- _What to do_: Transcribe the material in full. Nothing should differ except that the pictures are left out.

- _Task input_:

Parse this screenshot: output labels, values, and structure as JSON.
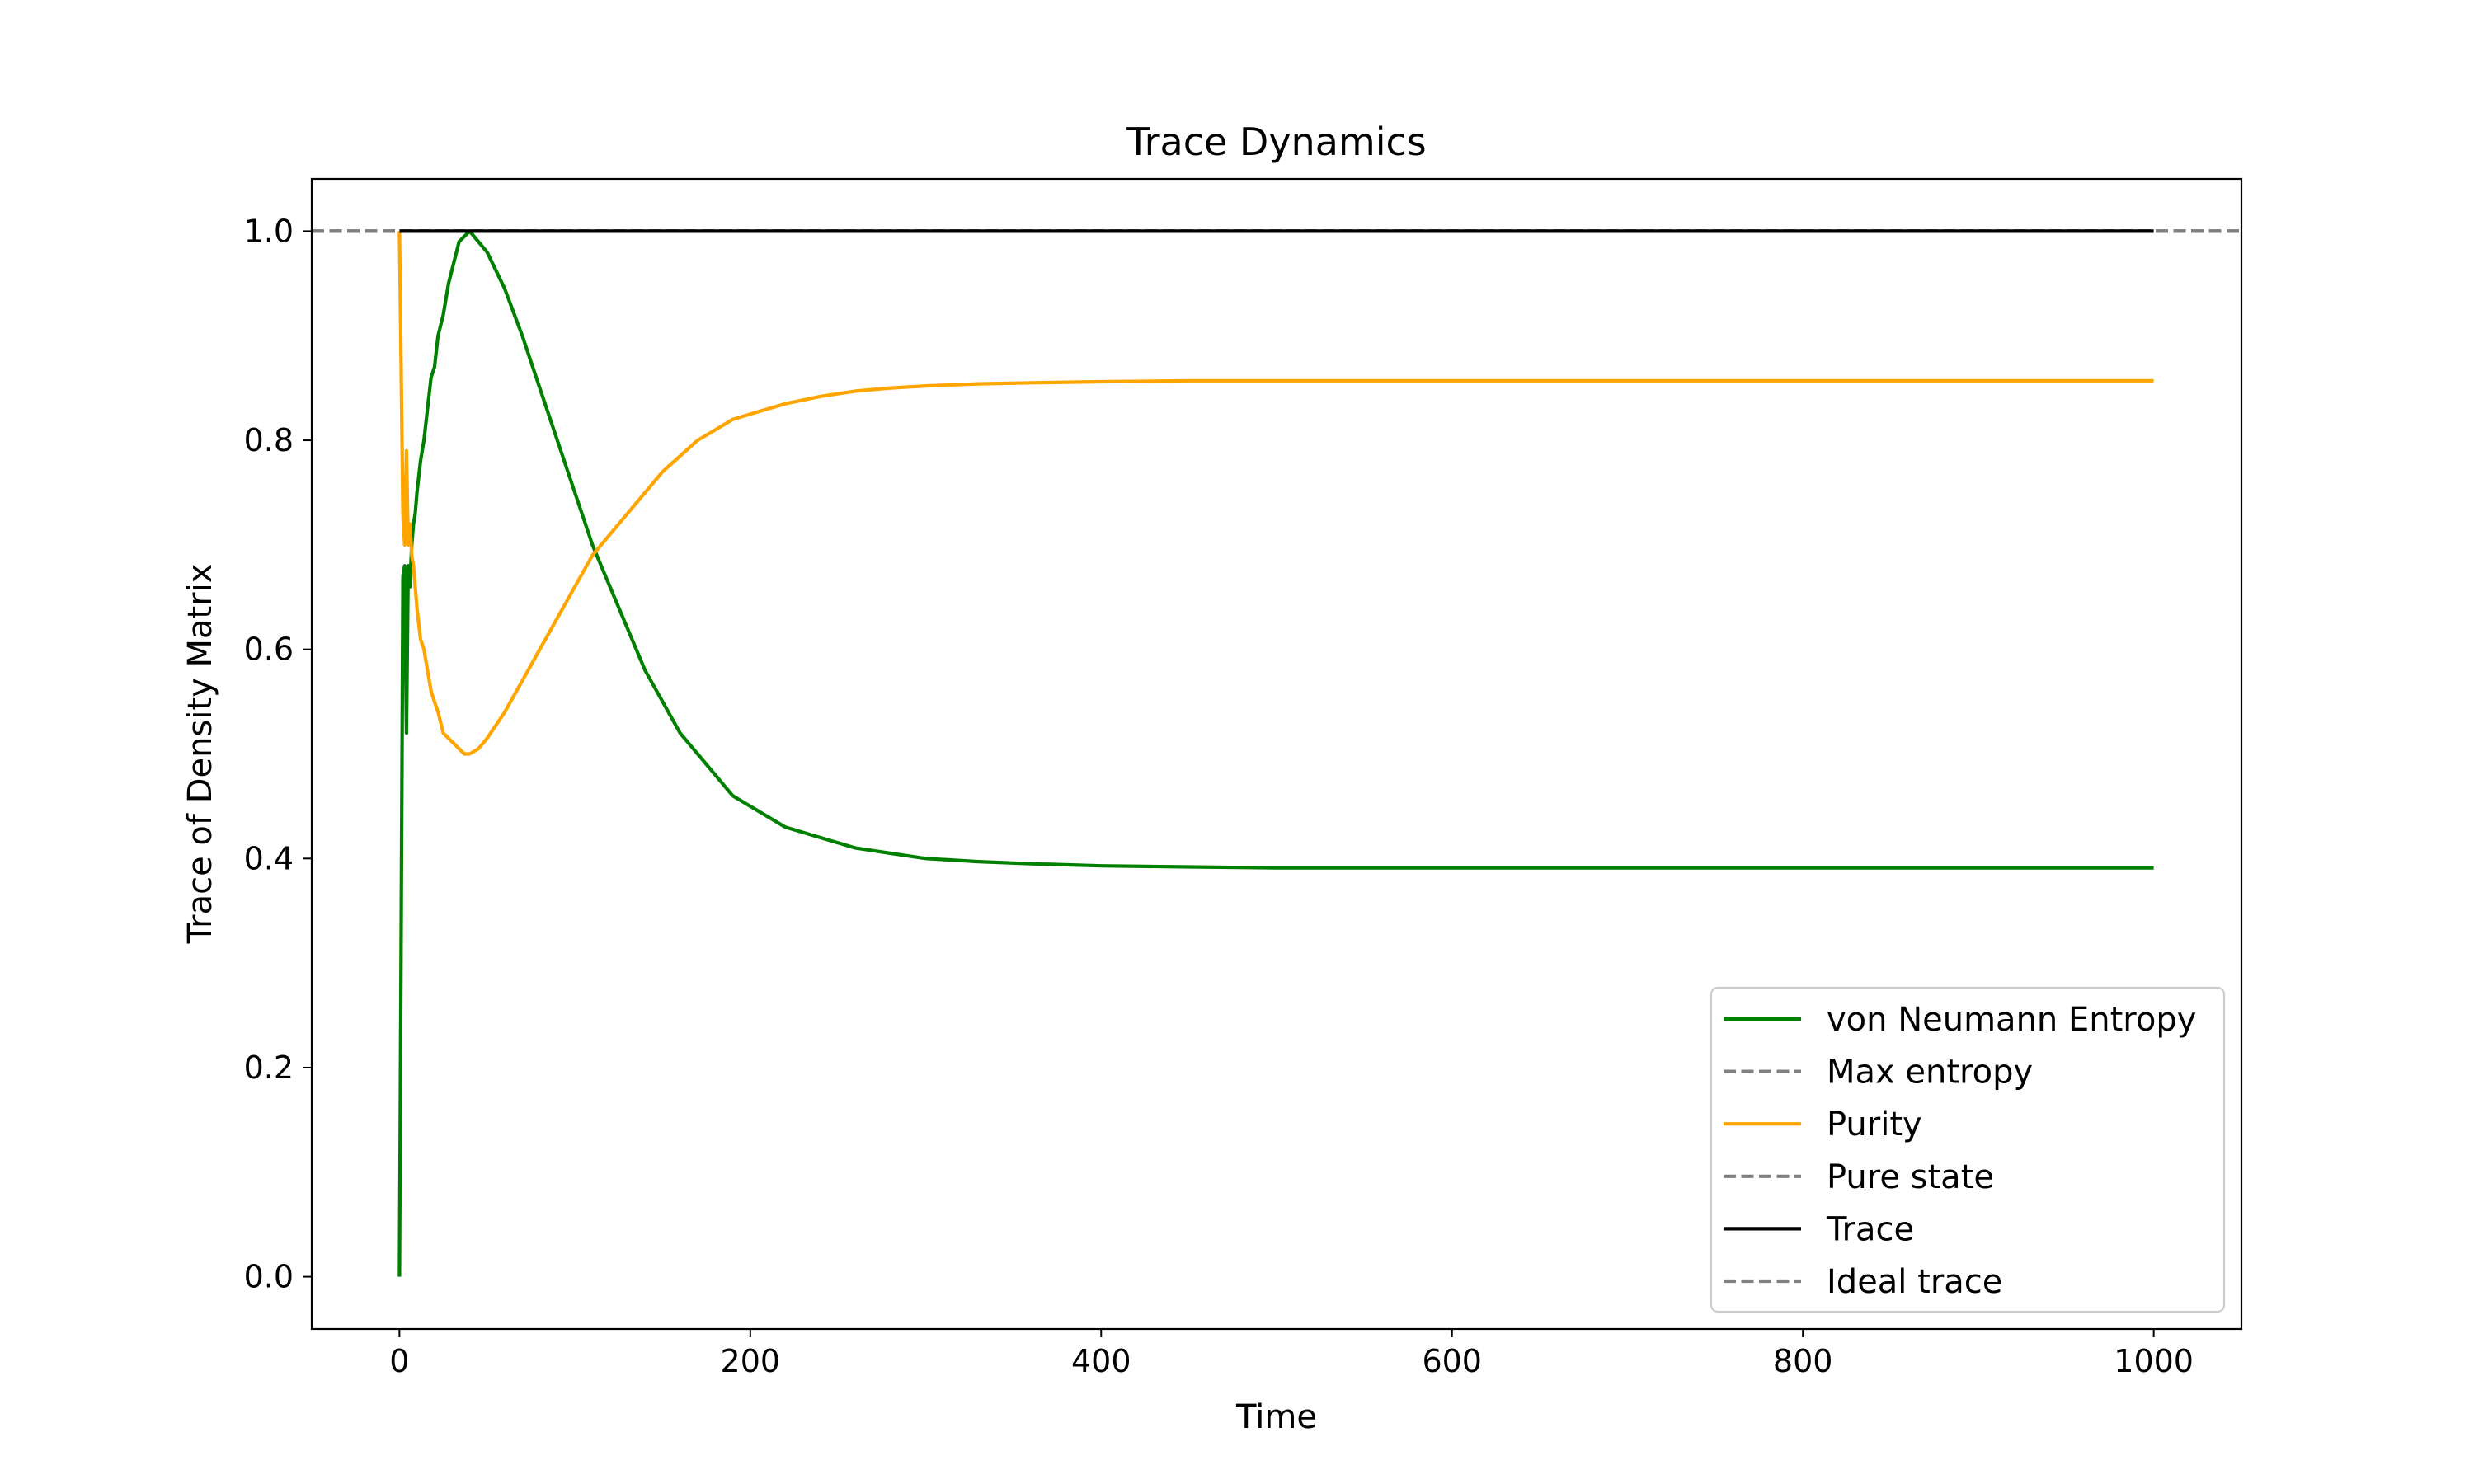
{
  "chart_data": {
    "type": "line",
    "title": "Trace Dynamics",
    "xlabel": "Time",
    "ylabel": "Trace of Density Matrix",
    "xlim": [
      -50,
      1050
    ],
    "ylim": [
      -0.05,
      1.05
    ],
    "xticks": [
      0,
      200,
      400,
      600,
      800,
      1000
    ],
    "yticks": [
      0.0,
      0.2,
      0.4,
      0.6,
      0.8,
      1.0
    ],
    "xtick_labels": [
      "0",
      "200",
      "400",
      "600",
      "800",
      "1000"
    ],
    "ytick_labels": [
      "0.0",
      "0.2",
      "0.4",
      "0.6",
      "0.8",
      "1.0"
    ],
    "grid": false,
    "legend_position": "lower-right",
    "series": [
      {
        "name": "von Neumann Entropy",
        "color": "#008000",
        "style": "solid",
        "x": [
          0,
          2,
          3,
          4,
          5,
          6,
          7,
          8,
          9,
          10,
          12,
          14,
          16,
          18,
          20,
          22,
          25,
          28,
          31,
          34,
          37,
          40,
          45,
          50,
          60,
          70,
          80,
          90,
          100,
          110,
          120,
          130,
          140,
          150,
          160,
          170,
          180,
          190,
          200,
          220,
          240,
          260,
          280,
          300,
          330,
          360,
          400,
          450,
          500,
          600,
          700,
          800,
          900,
          1000
        ],
        "y": [
          0.0,
          0.67,
          0.68,
          0.52,
          0.68,
          0.66,
          0.7,
          0.72,
          0.73,
          0.75,
          0.78,
          0.8,
          0.83,
          0.86,
          0.87,
          0.9,
          0.92,
          0.95,
          0.97,
          0.99,
          0.995,
          1.0,
          0.99,
          0.98,
          0.945,
          0.9,
          0.85,
          0.8,
          0.75,
          0.7,
          0.66,
          0.62,
          0.58,
          0.55,
          0.52,
          0.5,
          0.48,
          0.46,
          0.45,
          0.43,
          0.42,
          0.41,
          0.405,
          0.4,
          0.397,
          0.395,
          0.393,
          0.392,
          0.391,
          0.391,
          0.391,
          0.391,
          0.391,
          0.391
        ]
      },
      {
        "name": "Max entropy",
        "color": "#808080",
        "style": "dashed",
        "x": [
          -50,
          1050
        ],
        "y": [
          1.0,
          1.0
        ]
      },
      {
        "name": "Purity",
        "color": "#FFA500",
        "style": "solid",
        "x": [
          0,
          2,
          3,
          4,
          5,
          6,
          7,
          8,
          9,
          10,
          12,
          14,
          16,
          18,
          20,
          22,
          25,
          28,
          31,
          34,
          37,
          40,
          45,
          50,
          60,
          70,
          80,
          90,
          100,
          110,
          120,
          130,
          140,
          150,
          160,
          170,
          180,
          190,
          200,
          220,
          240,
          260,
          280,
          300,
          330,
          360,
          400,
          450,
          500,
          600,
          700,
          800,
          900,
          1000
        ],
        "y": [
          1.0,
          0.73,
          0.7,
          0.79,
          0.7,
          0.72,
          0.69,
          0.68,
          0.66,
          0.64,
          0.61,
          0.6,
          0.58,
          0.56,
          0.55,
          0.54,
          0.52,
          0.515,
          0.51,
          0.505,
          0.5,
          0.5,
          0.505,
          0.515,
          0.54,
          0.57,
          0.6,
          0.63,
          0.66,
          0.69,
          0.71,
          0.73,
          0.75,
          0.77,
          0.785,
          0.8,
          0.81,
          0.82,
          0.825,
          0.835,
          0.842,
          0.847,
          0.85,
          0.852,
          0.854,
          0.855,
          0.856,
          0.857,
          0.857,
          0.857,
          0.857,
          0.857,
          0.857,
          0.857
        ]
      },
      {
        "name": "Pure state",
        "color": "#808080",
        "style": "dashed",
        "x": [
          -50,
          1050
        ],
        "y": [
          1.0,
          1.0
        ]
      },
      {
        "name": "Trace",
        "color": "#000000",
        "style": "solid",
        "x": [
          0,
          1000
        ],
        "y": [
          1.0,
          1.0
        ]
      },
      {
        "name": "Ideal trace",
        "color": "#808080",
        "style": "dashed",
        "x": [
          -50,
          1050
        ],
        "y": [
          1.0,
          1.0
        ]
      }
    ]
  }
}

- _Task solution_:
Parse this screenshot: output labels, values, and structure as JSON.
{
  "chart_data": {
    "type": "line",
    "title": "Trace Dynamics",
    "xlabel": "Time",
    "ylabel": "Trace of Density Matrix",
    "xlim": [
      -50,
      1050
    ],
    "ylim": [
      -0.05,
      1.05
    ],
    "xticks": [
      0,
      200,
      400,
      600,
      800,
      1000
    ],
    "yticks": [
      0.0,
      0.2,
      0.4,
      0.6,
      0.8,
      1.0
    ],
    "xtick_labels": [
      "0",
      "200",
      "400",
      "600",
      "800",
      "1000"
    ],
    "ytick_labels": [
      "0.0",
      "0.2",
      "0.4",
      "0.6",
      "0.8",
      "1.0"
    ],
    "grid": false,
    "legend_position": "lower-right",
    "series": [
      {
        "name": "von Neumann Entropy",
        "color": "#008000",
        "style": "solid",
        "x": [
          0,
          2,
          3,
          4,
          5,
          6,
          7,
          8,
          9,
          10,
          12,
          14,
          16,
          18,
          20,
          22,
          25,
          28,
          31,
          34,
          37,
          40,
          45,
          50,
          60,
          70,
          80,
          90,
          100,
          110,
          120,
          130,
          140,
          150,
          160,
          170,
          180,
          190,
          200,
          220,
          240,
          260,
          280,
          300,
          330,
          360,
          400,
          450,
          500,
          600,
          700,
          800,
          900,
          1000
        ],
        "y": [
          0.0,
          0.67,
          0.68,
          0.52,
          0.68,
          0.66,
          0.7,
          0.72,
          0.73,
          0.75,
          0.78,
          0.8,
          0.83,
          0.86,
          0.87,
          0.9,
          0.92,
          0.95,
          0.97,
          0.99,
          0.995,
          1.0,
          0.99,
          0.98,
          0.945,
          0.9,
          0.85,
          0.8,
          0.75,
          0.7,
          0.66,
          0.62,
          0.58,
          0.55,
          0.52,
          0.5,
          0.48,
          0.46,
          0.45,
          0.43,
          0.42,
          0.41,
          0.405,
          0.4,
          0.397,
          0.395,
          0.393,
          0.392,
          0.391,
          0.391,
          0.391,
          0.391,
          0.391,
          0.391
        ]
      },
      {
        "name": "Max entropy",
        "color": "#808080",
        "style": "dashed",
        "x": [
          -50,
          1050
        ],
        "y": [
          1.0,
          1.0
        ]
      },
      {
        "name": "Purity",
        "color": "#FFA500",
        "style": "solid",
        "x": [
          0,
          2,
          3,
          4,
          5,
          6,
          7,
          8,
          9,
          10,
          12,
          14,
          16,
          18,
          20,
          22,
          25,
          28,
          31,
          34,
          37,
          40,
          45,
          50,
          60,
          70,
          80,
          90,
          100,
          110,
          120,
          130,
          140,
          150,
          160,
          170,
          180,
          190,
          200,
          220,
          240,
          260,
          280,
          300,
          330,
          360,
          400,
          450,
          500,
          600,
          700,
          800,
          900,
          1000
        ],
        "y": [
          1.0,
          0.73,
          0.7,
          0.79,
          0.7,
          0.72,
          0.69,
          0.68,
          0.66,
          0.64,
          0.61,
          0.6,
          0.58,
          0.56,
          0.55,
          0.54,
          0.52,
          0.515,
          0.51,
          0.505,
          0.5,
          0.5,
          0.505,
          0.515,
          0.54,
          0.57,
          0.6,
          0.63,
          0.66,
          0.69,
          0.71,
          0.73,
          0.75,
          0.77,
          0.785,
          0.8,
          0.81,
          0.82,
          0.825,
          0.835,
          0.842,
          0.847,
          0.85,
          0.852,
          0.854,
          0.855,
          0.856,
          0.857,
          0.857,
          0.857,
          0.857,
          0.857,
          0.857,
          0.857
        ]
      },
      {
        "name": "Pure state",
        "color": "#808080",
        "style": "dashed",
        "x": [
          -50,
          1050
        ],
        "y": [
          1.0,
          1.0
        ]
      },
      {
        "name": "Trace",
        "color": "#000000",
        "style": "solid",
        "x": [
          0,
          1000
        ],
        "y": [
          1.0,
          1.0
        ]
      },
      {
        "name": "Ideal trace",
        "color": "#808080",
        "style": "dashed",
        "x": [
          -50,
          1050
        ],
        "y": [
          1.0,
          1.0
        ]
      }
    ]
  }
}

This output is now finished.